Exercise: Give every line below again, exactly.

Lines of data:
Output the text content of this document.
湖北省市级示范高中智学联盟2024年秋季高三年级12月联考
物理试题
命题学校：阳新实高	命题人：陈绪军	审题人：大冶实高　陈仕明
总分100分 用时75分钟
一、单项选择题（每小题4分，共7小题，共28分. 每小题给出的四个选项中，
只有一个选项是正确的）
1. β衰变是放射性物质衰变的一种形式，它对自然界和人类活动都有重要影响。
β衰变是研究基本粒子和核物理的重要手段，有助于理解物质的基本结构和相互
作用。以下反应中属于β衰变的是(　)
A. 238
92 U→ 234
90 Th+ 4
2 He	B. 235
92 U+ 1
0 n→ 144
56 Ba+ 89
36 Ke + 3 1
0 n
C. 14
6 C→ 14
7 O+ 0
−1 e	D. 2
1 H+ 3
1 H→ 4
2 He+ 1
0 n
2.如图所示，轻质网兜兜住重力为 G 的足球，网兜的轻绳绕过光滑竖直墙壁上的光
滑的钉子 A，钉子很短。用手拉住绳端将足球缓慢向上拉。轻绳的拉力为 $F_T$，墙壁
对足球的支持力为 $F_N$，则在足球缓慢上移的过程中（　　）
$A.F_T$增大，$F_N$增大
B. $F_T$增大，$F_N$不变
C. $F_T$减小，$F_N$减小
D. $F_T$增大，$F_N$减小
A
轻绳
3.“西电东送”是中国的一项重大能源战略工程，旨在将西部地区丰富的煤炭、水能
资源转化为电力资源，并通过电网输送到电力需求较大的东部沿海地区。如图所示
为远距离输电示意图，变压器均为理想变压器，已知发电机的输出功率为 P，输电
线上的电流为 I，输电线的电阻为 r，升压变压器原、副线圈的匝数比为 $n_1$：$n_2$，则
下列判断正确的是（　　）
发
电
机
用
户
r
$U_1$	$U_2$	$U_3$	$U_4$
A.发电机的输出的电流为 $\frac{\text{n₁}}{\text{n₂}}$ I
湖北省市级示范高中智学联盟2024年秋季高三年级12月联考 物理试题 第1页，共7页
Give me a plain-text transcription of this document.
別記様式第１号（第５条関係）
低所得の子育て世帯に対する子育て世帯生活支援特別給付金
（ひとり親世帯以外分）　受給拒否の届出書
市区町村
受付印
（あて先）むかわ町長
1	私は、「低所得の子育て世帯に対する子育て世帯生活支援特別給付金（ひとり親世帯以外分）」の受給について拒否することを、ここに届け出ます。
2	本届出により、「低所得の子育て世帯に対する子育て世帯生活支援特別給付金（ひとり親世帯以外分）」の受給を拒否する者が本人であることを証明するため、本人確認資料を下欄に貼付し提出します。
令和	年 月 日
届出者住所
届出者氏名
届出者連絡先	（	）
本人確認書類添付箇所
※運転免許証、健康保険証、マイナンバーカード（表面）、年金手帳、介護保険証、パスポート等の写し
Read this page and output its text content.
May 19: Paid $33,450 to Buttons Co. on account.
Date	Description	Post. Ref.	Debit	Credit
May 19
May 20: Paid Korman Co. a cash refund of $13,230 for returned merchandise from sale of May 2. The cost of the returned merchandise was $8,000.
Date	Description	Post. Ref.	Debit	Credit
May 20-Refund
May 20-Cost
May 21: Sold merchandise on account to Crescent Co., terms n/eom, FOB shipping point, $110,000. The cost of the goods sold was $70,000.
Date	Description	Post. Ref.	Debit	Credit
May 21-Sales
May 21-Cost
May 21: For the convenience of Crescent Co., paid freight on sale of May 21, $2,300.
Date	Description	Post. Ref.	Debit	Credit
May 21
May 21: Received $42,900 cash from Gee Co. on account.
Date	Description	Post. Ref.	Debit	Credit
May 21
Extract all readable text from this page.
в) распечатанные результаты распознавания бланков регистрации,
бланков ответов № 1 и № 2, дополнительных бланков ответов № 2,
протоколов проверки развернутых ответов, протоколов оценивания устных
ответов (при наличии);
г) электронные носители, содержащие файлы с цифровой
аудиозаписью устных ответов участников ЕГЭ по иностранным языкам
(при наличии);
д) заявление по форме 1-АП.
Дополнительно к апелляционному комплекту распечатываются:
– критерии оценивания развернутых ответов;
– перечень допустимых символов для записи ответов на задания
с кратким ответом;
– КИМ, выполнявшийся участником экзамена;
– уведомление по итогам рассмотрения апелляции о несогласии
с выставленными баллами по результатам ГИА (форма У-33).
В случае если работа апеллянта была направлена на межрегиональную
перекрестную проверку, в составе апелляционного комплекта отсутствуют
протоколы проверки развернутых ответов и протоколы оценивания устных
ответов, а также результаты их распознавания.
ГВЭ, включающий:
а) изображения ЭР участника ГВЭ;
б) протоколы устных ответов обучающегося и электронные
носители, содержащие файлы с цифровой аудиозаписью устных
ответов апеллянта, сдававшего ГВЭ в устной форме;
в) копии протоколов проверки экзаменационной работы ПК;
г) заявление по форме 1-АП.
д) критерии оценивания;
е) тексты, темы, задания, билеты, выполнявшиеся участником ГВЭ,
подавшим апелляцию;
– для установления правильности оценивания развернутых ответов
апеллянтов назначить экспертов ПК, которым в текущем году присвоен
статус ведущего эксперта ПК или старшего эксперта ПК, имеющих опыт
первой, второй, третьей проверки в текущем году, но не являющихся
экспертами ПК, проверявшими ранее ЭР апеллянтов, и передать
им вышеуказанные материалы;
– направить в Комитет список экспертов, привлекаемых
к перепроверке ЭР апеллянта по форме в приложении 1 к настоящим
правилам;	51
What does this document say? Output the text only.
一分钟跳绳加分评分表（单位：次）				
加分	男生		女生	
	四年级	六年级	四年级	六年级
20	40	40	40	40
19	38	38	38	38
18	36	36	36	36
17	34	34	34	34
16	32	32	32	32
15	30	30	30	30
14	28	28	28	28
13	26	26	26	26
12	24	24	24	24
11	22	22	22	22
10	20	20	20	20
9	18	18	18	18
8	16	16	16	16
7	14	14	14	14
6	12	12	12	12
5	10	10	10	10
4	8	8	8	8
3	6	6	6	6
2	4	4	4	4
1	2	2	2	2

Task answer:
Output the text content of this document.
湖北省市级示范高中智学联盟2024年秋季高三年级12月联考
物理试题
命题学校：阳新实高	命题人：陈绪军	审题人：大冶实高　陈仕明
总分100分 用时75分钟
一、单项选择题（每小题4分，共7小题，共28分. 每小题给出的四个选项中，
只有一个选项是正确的）
1. β衰变是放射性物质衰变的一种形式，它对自然界和人类活动都有重要影响。
β衰变是研究基本粒子和核物理的重要手段，有助于理解物质的基本结构和相互
作用。以下反应中属于β衰变的是(　)
A. 238
92 U→ 234
90 Th+ 4
2 He	B. 235
92 U+ 1
0 n→ 144
56 Ba+ 89
36 Ke + 3 1
0 n
C. 14
6 C→ 14
7 O+ 0
−1 e	D. 2
1 H+ 3
1 H→ 4
2 He+ 1
0 n
2.如图所示，轻质网兜兜住重力为 G 的足球，网兜的轻绳绕过光滑竖直墙壁上的光
滑的钉子 A，钉子很短。用手拉住绳端将足球缓慢向上拉。轻绳的拉力为 $F_T$，墙壁
对足球的支持力为 $F_N$，则在足球缓慢上移的过程中（　　）
$A.F_T$增大，$F_N$增大
B. $F_T$增大，$F_N$不变
C. $F_T$减小，$F_N$减小
D. $F_T$增大，$F_N$减小
A
轻绳
3.“西电东送”是中国的一项重大能源战略工程，旨在将西部地区丰富的煤炭、水能
资源转化为电力资源，并通过电网输送到电力需求较大的东部沿海地区。如图所示
为远距离输电示意图，变压器均为理想变压器，已知发电机的输出功率为 P，输电
线上的电流为 I，输电线的电阻为 r，升压变压器原、副线圈的匝数比为 $n_1$：$n_2$，则
下列判断正确的是（　　）
发
电
机
用
户
r
$U_1$	$U_2$	$U_3$	$U_4$
A.发电机的输出的电流为 $\frac{\text{n₁}}{\text{n₂}}$ I
湖北省市级示范高中智学联盟2024年秋季高三年级12月联考 物理试题 第1页，共7页
Give me a plain-text transcription of this document.
別記様式第１号（第５条関係）
低所得の子育て世帯に対する子育て世帯生活支援特別給付金
（ひとり親世帯以外分）　受給拒否の届出書
市区町村
受付印
（あて先）むかわ町長
1	私は、「低所得の子育て世帯に対する子育て世帯生活支援特別給付金（ひとり親世帯以外分）」の受給について拒否することを、ここに届け出ます。
2	本届出により、「低所得の子育て世帯に対する子育て世帯生活支援特別給付金（ひとり親世帯以外分）」の受給を拒否する者が本人であることを証明するため、本人確認資料を下欄に貼付し提出します。
令和	年 月 日
届出者住所
届出者氏名
届出者連絡先	（	）
本人確認書類添付箇所
※運転免許証、健康保険証、マイナンバーカード（表面）、年金手帳、介護保険証、パスポート等の写し
Read this page and output its text content.
May 19: Paid $33,450 to Buttons Co. on account.
Date	Description	Post. Ref.	Debit	Credit
May 19
May 20: Paid Korman Co. a cash refund of $13,230 for returned merchandise from sale of May 2. The cost of the returned merchandise was $8,000.
Date	Description	Post. Ref.	Debit	Credit
May 20-Refund
May 20-Cost
May 21: Sold merchandise on account to Crescent Co., terms n/eom, FOB shipping point, $110,000. The cost of the goods sold was $70,000.
Date	Description	Post. Ref.	Debit	Credit
May 21-Sales
May 21-Cost
May 21: For the convenience of Crescent Co., paid freight on sale of May 21, $2,300.
Date	Description	Post. Ref.	Debit	Credit
May 21
May 21: Received $42,900 cash from Gee Co. on account.
Date	Description	Post. Ref.	Debit	Credit
May 21
Extract all readable text from this page.
в) распечатанные результаты распознавания бланков регистрации,
бланков ответов № 1 и № 2, дополнительных бланков ответов № 2,
протоколов проверки развернутых ответов, протоколов оценивания устных
ответов (при наличии);
г) электронные носители, содержащие файлы с цифровой
аудиозаписью устных ответов участников ЕГЭ по иностранным языкам
(при наличии);
д) заявление по форме 1-АП.
Дополнительно к апелляционному комплекту распечатываются:
– критерии оценивания развернутых ответов;
– перечень допустимых символов для записи ответов на задания
с кратким ответом;
– КИМ, выполнявшийся участником экзамена;
– уведомление по итогам рассмотрения апелляции о несогласии
с выставленными баллами по результатам ГИА (форма У-33).
В случае если работа апеллянта была направлена на межрегиональную
перекрестную проверку, в составе апелляционного комплекта отсутствуют
протоколы проверки развернутых ответов и протоколы оценивания устных
ответов, а также результаты их распознавания.
ГВЭ, включающий:
а) изображения ЭР участника ГВЭ;
б) протоколы устных ответов обучающегося и электронные
носители, содержащие файлы с цифровой аудиозаписью устных
ответов апеллянта, сдававшего ГВЭ в устной форме;
в) копии протоколов проверки экзаменационной работы ПК;
г) заявление по форме 1-АП.
д) критерии оценивания;
е) тексты, темы, задания, билеты, выполнявшиеся участником ГВЭ,
подавшим апелляцию;
– для установления правильности оценивания развернутых ответов
апеллянтов назначить экспертов ПК, которым в текущем году присвоен
статус ведущего эксперта ПК или старшего эксперта ПК, имеющих опыт
первой, второй, третьей проверки в текущем году, но не являющихся
экспертами ПК, проверявшими ранее ЭР апеллянтов, и передать
им вышеуказанные материалы;
– направить в Комитет список экспертов, привлекаемых
к перепроверке ЭР апеллянта по форме в приложении 1 к настоящим
правилам;	51
What does this document say? Output the text only.
一分钟跳绳加分评分表（单位：次）				
加分	男生		女生	
	四年级	六年级	四年级	六年级
20	40	40	40	40
19	38	38	38	38
18	36	36	36	36
17	34	34	34	34
16	32	32	32	32
15	30	30	30	30
14	28	28	28	28
13	26	26	26	26
12	24	24	24	24
11	22	22	22	22
10	20	20	20	20
9	18	18	18	18
8	16	16	16	16
7	14	14	14	14
6	12	12	12	12
5	10	10	10	10
4	8	8	8	8
3	6	6	6	6
2	4	4	4	4
1	2	2	2	2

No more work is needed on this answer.